* [GIVEN ENTRIES]
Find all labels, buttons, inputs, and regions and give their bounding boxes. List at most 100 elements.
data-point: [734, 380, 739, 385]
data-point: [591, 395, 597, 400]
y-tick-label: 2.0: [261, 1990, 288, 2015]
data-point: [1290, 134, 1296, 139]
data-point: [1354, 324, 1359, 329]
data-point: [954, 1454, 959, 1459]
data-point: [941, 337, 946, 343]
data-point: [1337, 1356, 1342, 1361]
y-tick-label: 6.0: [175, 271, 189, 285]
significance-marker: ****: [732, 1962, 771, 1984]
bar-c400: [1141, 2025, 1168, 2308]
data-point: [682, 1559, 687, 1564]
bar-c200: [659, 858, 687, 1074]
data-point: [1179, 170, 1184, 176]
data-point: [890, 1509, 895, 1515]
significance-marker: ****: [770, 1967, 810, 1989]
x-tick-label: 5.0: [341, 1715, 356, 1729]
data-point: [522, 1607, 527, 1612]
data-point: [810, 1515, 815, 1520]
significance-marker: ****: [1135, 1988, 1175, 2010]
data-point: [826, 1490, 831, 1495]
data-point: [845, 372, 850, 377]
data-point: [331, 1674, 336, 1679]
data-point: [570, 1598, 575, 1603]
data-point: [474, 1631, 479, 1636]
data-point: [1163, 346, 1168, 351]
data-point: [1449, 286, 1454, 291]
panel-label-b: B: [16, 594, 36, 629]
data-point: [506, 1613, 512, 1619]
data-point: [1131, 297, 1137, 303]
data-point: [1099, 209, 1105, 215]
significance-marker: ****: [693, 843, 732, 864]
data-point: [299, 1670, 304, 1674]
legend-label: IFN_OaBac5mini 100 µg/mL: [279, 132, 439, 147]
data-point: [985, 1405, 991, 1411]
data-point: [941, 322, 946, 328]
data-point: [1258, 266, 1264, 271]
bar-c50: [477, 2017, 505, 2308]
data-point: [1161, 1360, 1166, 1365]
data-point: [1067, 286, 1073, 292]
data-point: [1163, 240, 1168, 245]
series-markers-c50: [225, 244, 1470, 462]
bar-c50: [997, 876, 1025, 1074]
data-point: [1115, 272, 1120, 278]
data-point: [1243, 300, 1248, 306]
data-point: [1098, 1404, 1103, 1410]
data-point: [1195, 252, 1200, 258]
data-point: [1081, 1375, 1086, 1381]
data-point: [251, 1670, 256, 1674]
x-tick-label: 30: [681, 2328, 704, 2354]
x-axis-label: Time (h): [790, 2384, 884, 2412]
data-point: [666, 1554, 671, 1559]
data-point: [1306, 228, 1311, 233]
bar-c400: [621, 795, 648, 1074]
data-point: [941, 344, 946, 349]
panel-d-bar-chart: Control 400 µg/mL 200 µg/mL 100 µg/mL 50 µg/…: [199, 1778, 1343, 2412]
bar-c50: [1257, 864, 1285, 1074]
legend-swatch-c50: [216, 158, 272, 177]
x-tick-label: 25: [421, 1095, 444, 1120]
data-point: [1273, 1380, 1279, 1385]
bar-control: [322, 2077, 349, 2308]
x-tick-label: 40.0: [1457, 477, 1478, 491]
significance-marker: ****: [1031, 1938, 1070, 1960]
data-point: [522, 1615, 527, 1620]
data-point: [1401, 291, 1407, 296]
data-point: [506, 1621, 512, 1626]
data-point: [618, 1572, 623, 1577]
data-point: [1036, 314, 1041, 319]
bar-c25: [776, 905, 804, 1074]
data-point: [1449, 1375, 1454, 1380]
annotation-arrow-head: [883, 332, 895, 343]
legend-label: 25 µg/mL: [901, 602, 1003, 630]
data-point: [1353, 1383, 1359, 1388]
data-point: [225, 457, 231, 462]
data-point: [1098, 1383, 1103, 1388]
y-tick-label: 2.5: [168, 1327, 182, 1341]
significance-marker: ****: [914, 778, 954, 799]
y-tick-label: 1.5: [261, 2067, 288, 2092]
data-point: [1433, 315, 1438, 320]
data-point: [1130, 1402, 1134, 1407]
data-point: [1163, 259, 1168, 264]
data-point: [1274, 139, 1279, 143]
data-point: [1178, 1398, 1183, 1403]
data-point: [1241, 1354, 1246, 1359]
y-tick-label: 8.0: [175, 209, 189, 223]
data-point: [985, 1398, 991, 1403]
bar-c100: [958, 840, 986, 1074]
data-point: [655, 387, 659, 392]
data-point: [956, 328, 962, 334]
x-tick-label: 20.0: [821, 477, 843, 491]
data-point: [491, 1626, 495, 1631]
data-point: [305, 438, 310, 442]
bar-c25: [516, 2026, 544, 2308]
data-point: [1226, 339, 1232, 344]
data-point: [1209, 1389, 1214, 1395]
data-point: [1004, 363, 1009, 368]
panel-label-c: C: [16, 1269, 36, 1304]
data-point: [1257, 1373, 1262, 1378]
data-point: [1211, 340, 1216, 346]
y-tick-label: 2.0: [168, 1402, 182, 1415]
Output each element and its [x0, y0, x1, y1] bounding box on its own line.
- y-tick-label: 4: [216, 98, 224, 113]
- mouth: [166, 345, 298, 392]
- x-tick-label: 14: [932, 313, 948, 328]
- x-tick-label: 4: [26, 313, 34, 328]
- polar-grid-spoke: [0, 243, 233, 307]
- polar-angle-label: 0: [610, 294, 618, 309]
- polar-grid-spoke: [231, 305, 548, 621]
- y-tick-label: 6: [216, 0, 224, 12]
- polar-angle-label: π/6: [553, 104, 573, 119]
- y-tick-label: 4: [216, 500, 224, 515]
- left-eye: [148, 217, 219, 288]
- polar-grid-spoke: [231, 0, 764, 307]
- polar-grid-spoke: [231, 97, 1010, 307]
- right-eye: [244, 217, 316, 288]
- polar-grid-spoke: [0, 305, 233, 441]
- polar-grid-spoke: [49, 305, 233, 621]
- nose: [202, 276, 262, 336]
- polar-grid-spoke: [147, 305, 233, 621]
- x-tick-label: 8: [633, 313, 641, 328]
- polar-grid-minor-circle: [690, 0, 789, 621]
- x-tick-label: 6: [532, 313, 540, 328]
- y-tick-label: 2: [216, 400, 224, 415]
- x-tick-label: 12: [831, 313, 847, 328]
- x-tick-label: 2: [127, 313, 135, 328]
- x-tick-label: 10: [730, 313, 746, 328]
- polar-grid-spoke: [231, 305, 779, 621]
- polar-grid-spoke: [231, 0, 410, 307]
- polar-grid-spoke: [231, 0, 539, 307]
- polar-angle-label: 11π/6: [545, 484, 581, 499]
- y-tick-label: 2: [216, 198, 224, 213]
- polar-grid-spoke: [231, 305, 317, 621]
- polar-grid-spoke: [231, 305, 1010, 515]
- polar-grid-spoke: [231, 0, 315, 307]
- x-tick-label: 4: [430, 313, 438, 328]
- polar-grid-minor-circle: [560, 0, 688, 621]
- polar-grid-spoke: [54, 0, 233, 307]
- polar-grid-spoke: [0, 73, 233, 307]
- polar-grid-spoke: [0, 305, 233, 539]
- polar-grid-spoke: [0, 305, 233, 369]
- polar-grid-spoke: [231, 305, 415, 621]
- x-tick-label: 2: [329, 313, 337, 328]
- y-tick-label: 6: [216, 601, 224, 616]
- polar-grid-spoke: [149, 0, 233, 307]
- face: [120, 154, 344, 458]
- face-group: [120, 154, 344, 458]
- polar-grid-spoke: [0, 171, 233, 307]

* [EXERCISE GOAL] Copy every line of the rows above verbatim.

* [RESULT OF THE TASK]
Find all labels, buttons, inputs, and regions and give their bounding boxes. List at most 100 elements.
data-point: [734, 380, 739, 385]
data-point: [591, 395, 597, 400]
y-tick-label: 2.0: [261, 1990, 288, 2015]
data-point: [1290, 134, 1296, 139]
data-point: [1354, 324, 1359, 329]
data-point: [954, 1454, 959, 1459]
data-point: [941, 337, 946, 343]
data-point: [1337, 1356, 1342, 1361]
y-tick-label: 6.0: [175, 271, 189, 285]
significance-marker: ****: [732, 1962, 771, 1984]
bar-c400: [1141, 2025, 1168, 2308]
data-point: [682, 1559, 687, 1564]
bar-c200: [659, 858, 687, 1074]
data-point: [1179, 170, 1184, 176]
data-point: [890, 1509, 895, 1515]
significance-marker: ****: [770, 1967, 810, 1989]
x-tick-label: 5.0: [341, 1715, 356, 1729]
data-point: [522, 1607, 527, 1612]
data-point: [810, 1515, 815, 1520]
significance-marker: ****: [1135, 1988, 1175, 2010]
data-point: [826, 1490, 831, 1495]
data-point: [845, 372, 850, 377]
data-point: [331, 1674, 336, 1679]
data-point: [570, 1598, 575, 1603]
data-point: [474, 1631, 479, 1636]
data-point: [1163, 346, 1168, 351]
data-point: [1449, 286, 1454, 291]
panel-label-b: B: [16, 594, 36, 629]
data-point: [506, 1613, 512, 1619]
data-point: [1131, 297, 1137, 303]
data-point: [1099, 209, 1105, 215]
significance-marker: ****: [693, 843, 732, 864]
data-point: [299, 1670, 304, 1674]
legend-label: IFN_OaBac5mini 100 µg/mL: [279, 132, 439, 147]
data-point: [985, 1405, 991, 1411]
data-point: [941, 322, 946, 328]
data-point: [1258, 266, 1264, 271]
bar-c50: [477, 2017, 505, 2308]
data-point: [1161, 1360, 1166, 1365]
data-point: [1067, 286, 1073, 292]
data-point: [1163, 240, 1168, 245]
series-markers-c50: [225, 244, 1470, 462]
bar-c50: [997, 876, 1025, 1074]
data-point: [1115, 272, 1120, 278]
data-point: [1243, 300, 1248, 306]
data-point: [1098, 1404, 1103, 1410]
data-point: [1195, 252, 1200, 258]
data-point: [1081, 1375, 1086, 1381]
data-point: [251, 1670, 256, 1674]
x-tick-label: 30: [681, 2328, 704, 2354]
x-axis-label: Time (h): [790, 2384, 884, 2412]
data-point: [666, 1554, 671, 1559]
data-point: [1306, 228, 1311, 233]
bar-c400: [621, 795, 648, 1074]
data-point: [941, 344, 946, 349]
panel-d-bar-chart: Control 400 µg/mL 200 µg/mL 100 µg/mL 50 µg/…: [199, 1778, 1343, 2412]
bar-c50: [1257, 864, 1285, 1074]
legend-swatch-c50: [216, 158, 272, 177]
x-tick-label: 25: [421, 1095, 444, 1120]
data-point: [1273, 1380, 1279, 1385]
bar-control: [322, 2077, 349, 2308]
x-tick-label: 40.0: [1457, 477, 1478, 491]
significance-marker: ****: [1031, 1938, 1070, 1960]
data-point: [522, 1615, 527, 1620]
data-point: [1401, 291, 1407, 296]
data-point: [506, 1621, 512, 1626]
data-point: [618, 1572, 623, 1577]
data-point: [1036, 314, 1041, 319]
bar-c25: [776, 905, 804, 1074]
data-point: [1449, 1375, 1454, 1380]
annotation-arrow-head: [883, 332, 895, 343]
legend-label: 25 µg/mL: [901, 602, 1003, 630]
data-point: [1353, 1383, 1359, 1388]
data-point: [225, 457, 231, 462]
data-point: [1098, 1383, 1103, 1388]
y-tick-label: 2.5: [168, 1327, 182, 1341]
significance-marker: ****: [914, 778, 954, 799]
y-tick-label: 1.5: [261, 2067, 288, 2092]
data-point: [1433, 315, 1438, 320]
data-point: [1130, 1402, 1134, 1407]
data-point: [1163, 259, 1168, 264]
data-point: [1274, 139, 1279, 143]
data-point: [1178, 1398, 1183, 1403]
data-point: [1241, 1354, 1246, 1359]
y-tick-label: 8.0: [175, 209, 189, 223]
data-point: [985, 1398, 991, 1403]
bar-c100: [958, 840, 986, 1074]
data-point: [655, 387, 659, 392]
data-point: [956, 328, 962, 334]
x-tick-label: 20.0: [821, 477, 843, 491]
data-point: [491, 1626, 495, 1631]
data-point: [305, 438, 310, 442]
bar-c25: [516, 2026, 544, 2308]
data-point: [1226, 339, 1232, 344]
data-point: [1209, 1389, 1214, 1395]
data-point: [1004, 363, 1009, 368]
panel-label-c: C: [16, 1269, 36, 1304]
data-point: [1257, 1373, 1262, 1378]
data-point: [1211, 340, 1216, 346]
y-tick-label: 2.0: [168, 1402, 182, 1415]
Output each element and its [x0, y0, x1, y1] bounding box on its own line.
- y-tick-label: 4: [216, 98, 224, 113]
- mouth: [166, 345, 298, 392]
- x-tick-label: 14: [932, 313, 948, 328]
- x-tick-label: 4: [26, 313, 34, 328]
- polar-grid-spoke: [0, 243, 233, 307]
- polar-angle-label: 0: [610, 294, 618, 309]
- polar-grid-spoke: [231, 305, 548, 621]
- y-tick-label: 6: [216, 0, 224, 12]
- polar-angle-label: π/6: [553, 104, 573, 119]
- y-tick-label: 4: [216, 500, 224, 515]
- left-eye: [148, 217, 219, 288]
- polar-grid-spoke: [231, 0, 764, 307]
- polar-grid-spoke: [231, 97, 1010, 307]
- right-eye: [244, 217, 316, 288]
- polar-grid-spoke: [0, 305, 233, 441]
- polar-grid-spoke: [49, 305, 233, 621]
- nose: [202, 276, 262, 336]
- polar-grid-spoke: [147, 305, 233, 621]
- x-tick-label: 8: [633, 313, 641, 328]
- polar-grid-minor-circle: [690, 0, 789, 621]
- x-tick-label: 6: [532, 313, 540, 328]
- y-tick-label: 2: [216, 400, 224, 415]
- x-tick-label: 12: [831, 313, 847, 328]
- x-tick-label: 2: [127, 313, 135, 328]
- x-tick-label: 10: [730, 313, 746, 328]
- polar-grid-spoke: [231, 305, 779, 621]
- polar-grid-spoke: [231, 0, 410, 307]
- polar-grid-spoke: [231, 0, 539, 307]
- polar-angle-label: 11π/6: [545, 484, 581, 499]
- y-tick-label: 2: [216, 198, 224, 213]
- polar-grid-spoke: [231, 305, 317, 621]
- polar-grid-spoke: [231, 305, 1010, 515]
- polar-grid-spoke: [231, 0, 315, 307]
- x-tick-label: 4: [430, 313, 438, 328]
- polar-grid-minor-circle: [560, 0, 688, 621]
- polar-grid-spoke: [54, 0, 233, 307]
- polar-grid-spoke: [0, 73, 233, 307]
- polar-grid-spoke: [0, 305, 233, 539]
- polar-grid-spoke: [0, 305, 233, 369]
- polar-grid-spoke: [231, 305, 415, 621]
- x-tick-label: 2: [329, 313, 337, 328]
- y-tick-label: 6: [216, 601, 224, 616]
- polar-grid-spoke: [149, 0, 233, 307]
- face: [120, 154, 344, 458]
- face-group: [120, 154, 344, 458]
- polar-grid-spoke: [0, 171, 233, 307]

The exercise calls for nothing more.